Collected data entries
— Start —

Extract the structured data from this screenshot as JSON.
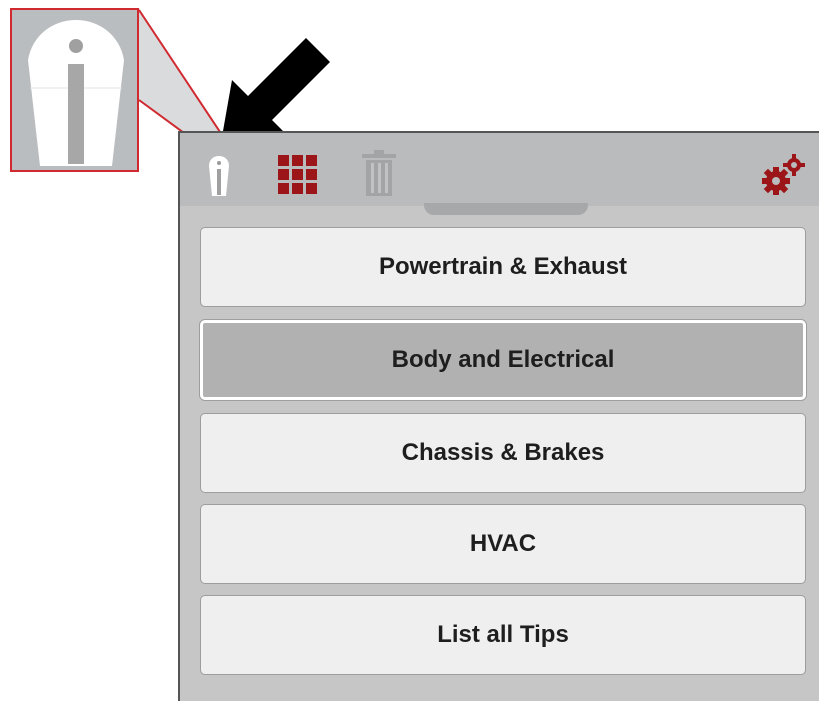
{
  "toolbar": {
    "icons": [
      "info-icon",
      "grid-icon",
      "trash-icon",
      "gears-icon"
    ]
  },
  "menu": {
    "items": [
      {
        "label": "Powertrain & Exhaust",
        "selected": false
      },
      {
        "label": "Body and Electrical",
        "selected": true
      },
      {
        "label": "Chassis & Brakes",
        "selected": false
      },
      {
        "label": "HVAC",
        "selected": false
      },
      {
        "label": "List all Tips",
        "selected": false
      }
    ]
  },
  "colors": {
    "accent": "#9b1519",
    "callout_border": "#d0292f",
    "toolbar_bg": "#b9bbbc",
    "button_bg": "#efefef",
    "selected_bg": "#b1b1b1"
  }
}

— End —

*Problem statement*. Replicate the material above verbatim; images stay out of the copy.

*Output of the task*.
Extract the structured data from this screenshot as JSON.
{
  "toolbar": {
    "icons": [
      "info-icon",
      "grid-icon",
      "trash-icon",
      "gears-icon"
    ]
  },
  "menu": {
    "items": [
      {
        "label": "Powertrain & Exhaust",
        "selected": false
      },
      {
        "label": "Body and Electrical",
        "selected": true
      },
      {
        "label": "Chassis & Brakes",
        "selected": false
      },
      {
        "label": "HVAC",
        "selected": false
      },
      {
        "label": "List all Tips",
        "selected": false
      }
    ]
  },
  "colors": {
    "accent": "#9b1519",
    "callout_border": "#d0292f",
    "toolbar_bg": "#b9bbbc",
    "button_bg": "#efefef",
    "selected_bg": "#b1b1b1"
  }
}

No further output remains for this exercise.